● **What the task requires**:
Restate exactly the lines below, from the one containing "What's the underlying" through the final line, and leave out the pictures.
── Input records
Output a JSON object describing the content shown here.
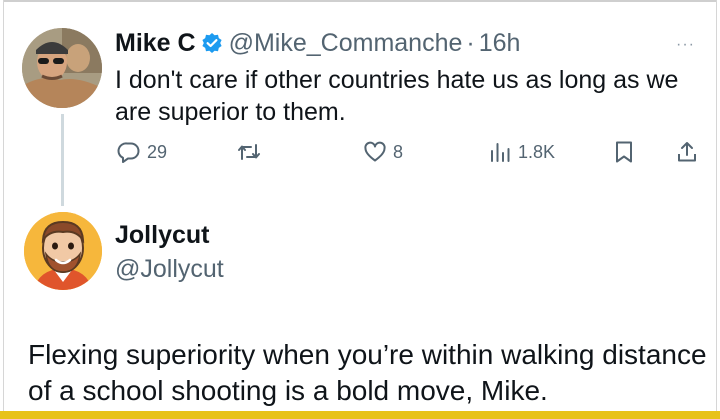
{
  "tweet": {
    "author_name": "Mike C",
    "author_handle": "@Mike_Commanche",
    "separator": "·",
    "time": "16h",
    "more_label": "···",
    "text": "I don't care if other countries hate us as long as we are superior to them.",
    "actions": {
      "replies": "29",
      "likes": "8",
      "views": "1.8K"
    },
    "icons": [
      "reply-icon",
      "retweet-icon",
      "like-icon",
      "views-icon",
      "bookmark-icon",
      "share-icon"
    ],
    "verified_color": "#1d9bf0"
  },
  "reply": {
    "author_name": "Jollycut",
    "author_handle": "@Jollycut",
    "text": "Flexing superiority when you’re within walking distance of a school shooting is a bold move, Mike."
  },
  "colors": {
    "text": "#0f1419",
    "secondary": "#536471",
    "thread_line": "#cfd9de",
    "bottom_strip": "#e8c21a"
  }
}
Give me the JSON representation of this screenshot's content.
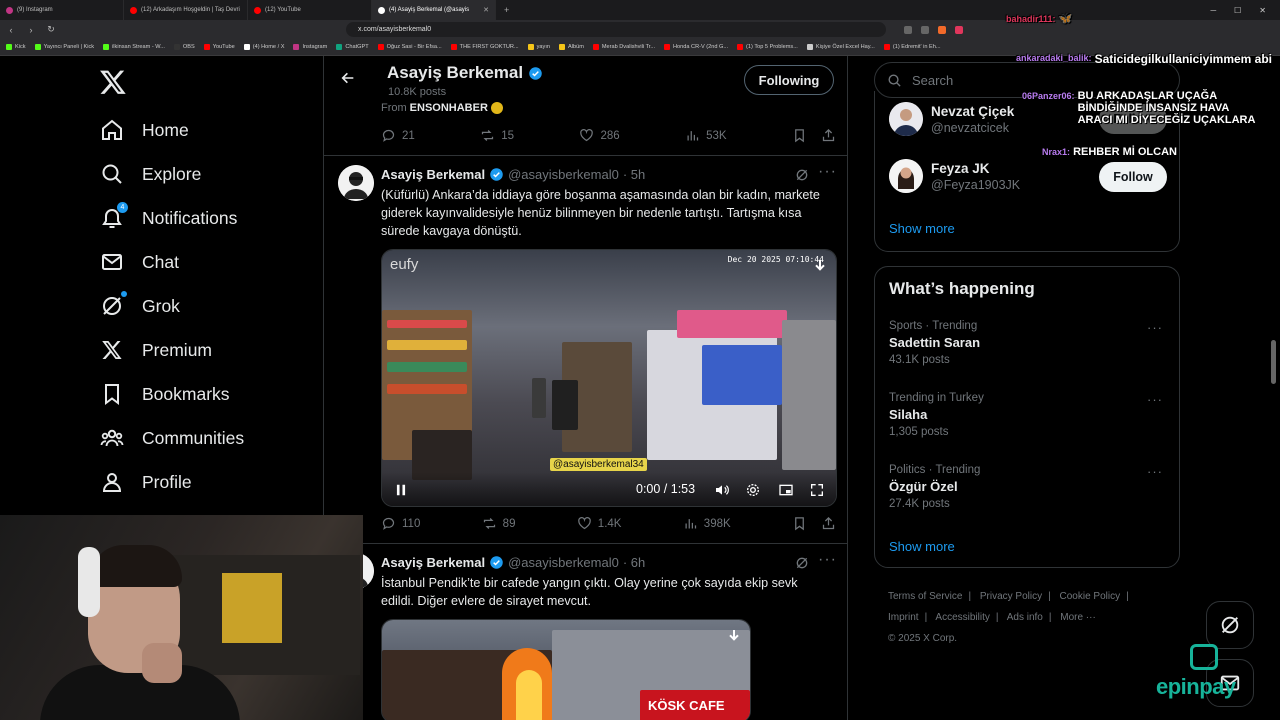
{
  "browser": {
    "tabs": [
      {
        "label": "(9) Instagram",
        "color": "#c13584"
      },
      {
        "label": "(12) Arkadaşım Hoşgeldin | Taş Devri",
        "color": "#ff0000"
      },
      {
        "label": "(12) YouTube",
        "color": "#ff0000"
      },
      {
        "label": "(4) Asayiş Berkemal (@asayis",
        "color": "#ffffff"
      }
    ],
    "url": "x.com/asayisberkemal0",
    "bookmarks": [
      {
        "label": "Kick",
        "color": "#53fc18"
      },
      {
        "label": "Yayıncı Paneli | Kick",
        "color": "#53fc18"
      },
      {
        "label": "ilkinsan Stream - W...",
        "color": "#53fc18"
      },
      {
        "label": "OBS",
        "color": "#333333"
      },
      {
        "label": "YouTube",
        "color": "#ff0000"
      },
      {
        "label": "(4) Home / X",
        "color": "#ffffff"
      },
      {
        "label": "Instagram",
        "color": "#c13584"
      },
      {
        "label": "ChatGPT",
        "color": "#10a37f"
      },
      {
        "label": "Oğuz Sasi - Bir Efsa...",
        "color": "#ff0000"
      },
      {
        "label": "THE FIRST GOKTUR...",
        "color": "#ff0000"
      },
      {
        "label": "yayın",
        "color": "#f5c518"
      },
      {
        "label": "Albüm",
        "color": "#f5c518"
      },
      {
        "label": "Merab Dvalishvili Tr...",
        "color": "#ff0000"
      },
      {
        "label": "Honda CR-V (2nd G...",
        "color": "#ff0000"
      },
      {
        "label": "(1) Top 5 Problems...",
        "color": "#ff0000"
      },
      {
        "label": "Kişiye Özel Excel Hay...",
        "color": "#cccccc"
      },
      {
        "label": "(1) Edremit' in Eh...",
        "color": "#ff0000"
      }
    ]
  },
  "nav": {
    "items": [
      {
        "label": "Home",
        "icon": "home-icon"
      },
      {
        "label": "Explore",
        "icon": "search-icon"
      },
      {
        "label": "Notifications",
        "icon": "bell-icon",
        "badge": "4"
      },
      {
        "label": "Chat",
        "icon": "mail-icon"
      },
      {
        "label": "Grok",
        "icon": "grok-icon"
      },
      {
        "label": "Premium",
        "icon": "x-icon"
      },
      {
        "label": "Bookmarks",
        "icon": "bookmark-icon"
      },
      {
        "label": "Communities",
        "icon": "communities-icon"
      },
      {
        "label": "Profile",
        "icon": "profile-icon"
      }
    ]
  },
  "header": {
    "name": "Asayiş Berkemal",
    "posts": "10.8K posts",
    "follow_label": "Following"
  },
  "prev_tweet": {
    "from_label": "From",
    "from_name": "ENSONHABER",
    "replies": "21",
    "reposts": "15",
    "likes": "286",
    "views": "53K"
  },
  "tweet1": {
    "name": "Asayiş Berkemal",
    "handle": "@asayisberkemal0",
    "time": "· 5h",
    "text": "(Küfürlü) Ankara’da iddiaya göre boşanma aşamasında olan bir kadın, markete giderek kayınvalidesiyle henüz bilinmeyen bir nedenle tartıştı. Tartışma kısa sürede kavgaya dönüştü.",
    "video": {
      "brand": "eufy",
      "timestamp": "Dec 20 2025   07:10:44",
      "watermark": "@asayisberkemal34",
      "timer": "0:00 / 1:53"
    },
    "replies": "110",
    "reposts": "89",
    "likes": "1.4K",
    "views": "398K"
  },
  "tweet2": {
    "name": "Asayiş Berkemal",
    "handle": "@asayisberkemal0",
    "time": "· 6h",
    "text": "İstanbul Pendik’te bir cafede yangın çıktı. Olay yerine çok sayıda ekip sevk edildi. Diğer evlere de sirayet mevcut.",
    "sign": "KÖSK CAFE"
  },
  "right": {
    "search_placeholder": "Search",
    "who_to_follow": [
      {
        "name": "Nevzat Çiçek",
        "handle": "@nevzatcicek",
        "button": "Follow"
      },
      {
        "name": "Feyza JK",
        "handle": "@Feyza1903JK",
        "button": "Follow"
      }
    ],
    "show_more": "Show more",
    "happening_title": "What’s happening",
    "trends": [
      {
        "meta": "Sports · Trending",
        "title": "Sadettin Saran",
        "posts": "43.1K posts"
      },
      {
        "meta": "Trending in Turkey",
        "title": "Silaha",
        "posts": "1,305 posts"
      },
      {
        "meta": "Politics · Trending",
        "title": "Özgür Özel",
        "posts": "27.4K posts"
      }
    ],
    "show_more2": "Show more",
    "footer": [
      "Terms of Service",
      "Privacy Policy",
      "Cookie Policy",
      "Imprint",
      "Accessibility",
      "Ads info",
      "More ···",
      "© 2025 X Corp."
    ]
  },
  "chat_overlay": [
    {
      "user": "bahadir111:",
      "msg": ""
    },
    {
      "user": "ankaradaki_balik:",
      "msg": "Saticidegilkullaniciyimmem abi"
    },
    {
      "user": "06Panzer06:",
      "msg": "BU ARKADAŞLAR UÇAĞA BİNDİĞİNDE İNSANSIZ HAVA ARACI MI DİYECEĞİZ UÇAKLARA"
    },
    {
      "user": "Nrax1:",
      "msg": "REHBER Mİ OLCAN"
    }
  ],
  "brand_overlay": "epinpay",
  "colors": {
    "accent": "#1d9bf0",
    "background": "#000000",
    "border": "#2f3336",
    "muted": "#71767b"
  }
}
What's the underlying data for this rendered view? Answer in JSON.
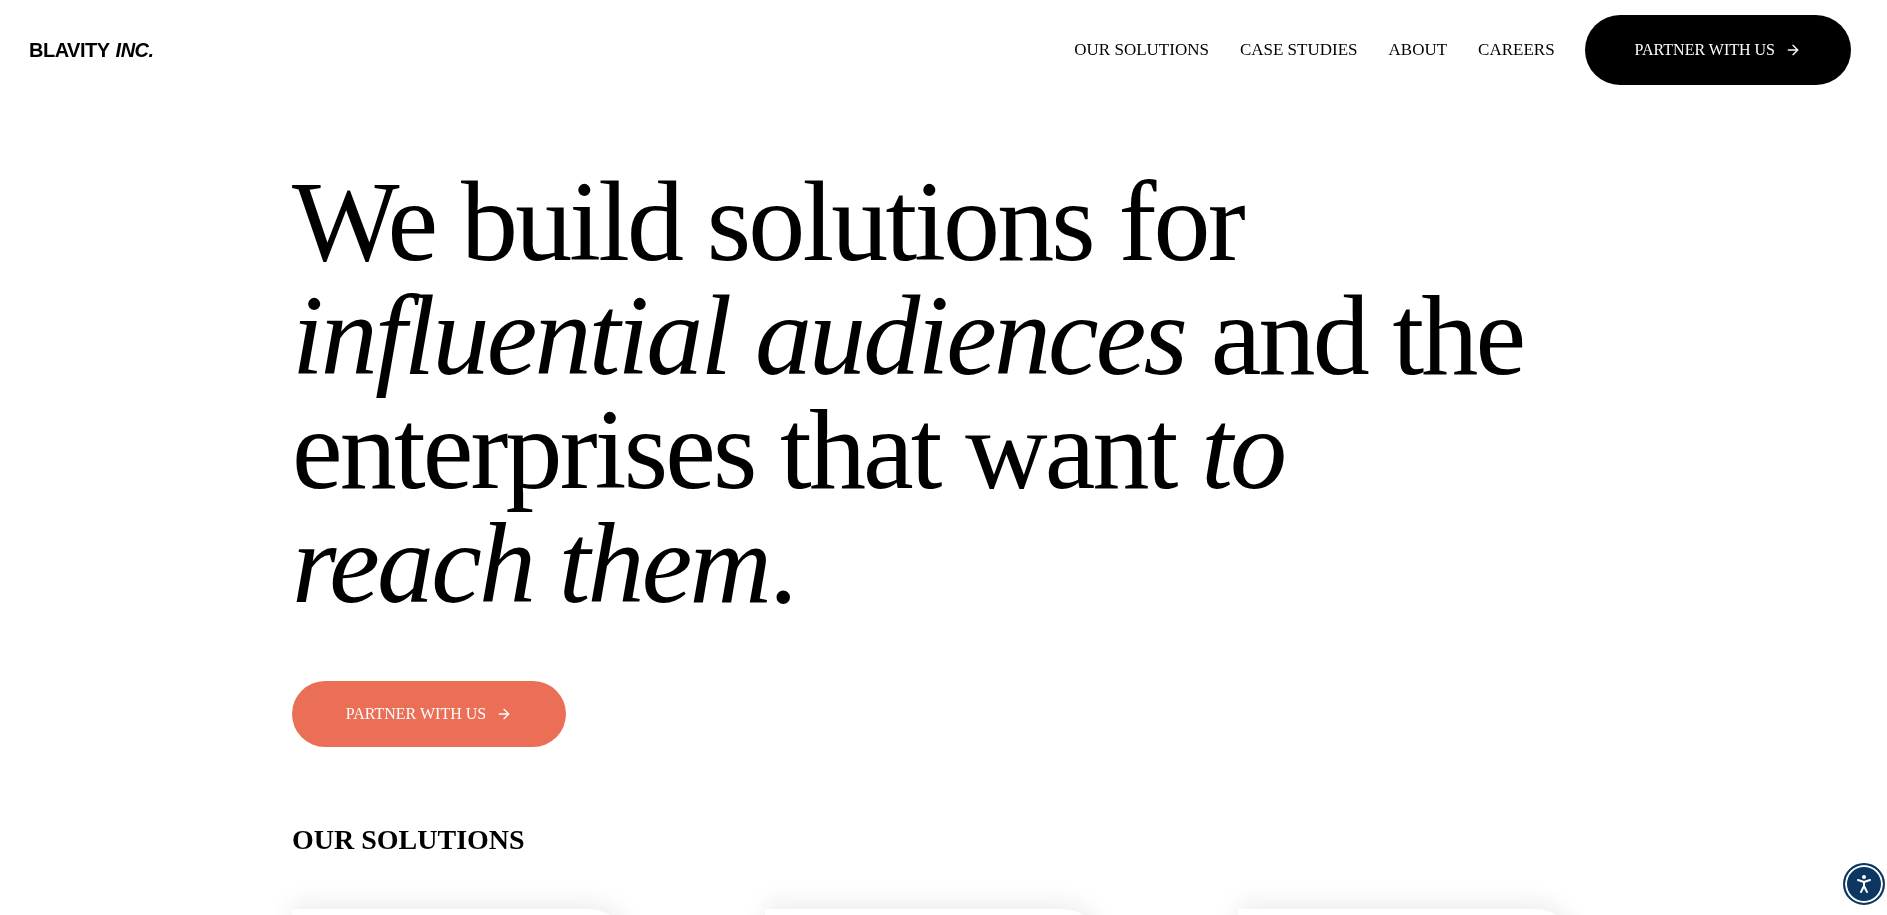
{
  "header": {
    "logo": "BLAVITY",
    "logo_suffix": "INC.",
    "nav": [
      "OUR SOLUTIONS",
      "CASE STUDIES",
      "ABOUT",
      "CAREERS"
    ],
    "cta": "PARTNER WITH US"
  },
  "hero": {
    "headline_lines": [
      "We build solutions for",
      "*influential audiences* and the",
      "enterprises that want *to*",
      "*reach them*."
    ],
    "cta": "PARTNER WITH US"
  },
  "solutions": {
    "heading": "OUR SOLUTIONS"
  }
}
────
● **Answer for this exercise**:
What's the underlying data for this rendered view? Answer in JSON.
{
  "header": {
    "logo": "BLAVITY",
    "logo_suffix": "INC.",
    "nav": [
      "OUR SOLUTIONS",
      "CASE STUDIES",
      "ABOUT",
      "CAREERS"
    ],
    "cta": "PARTNER WITH US"
  },
  "hero": {
    "headline_lines": [
      "We build solutions for",
      "*influential audiences* and the",
      "enterprises that want *to*",
      "*reach them*."
    ],
    "cta": "PARTNER WITH US"
  },
  "solutions": {
    "heading": "OUR SOLUTIONS"
  }
}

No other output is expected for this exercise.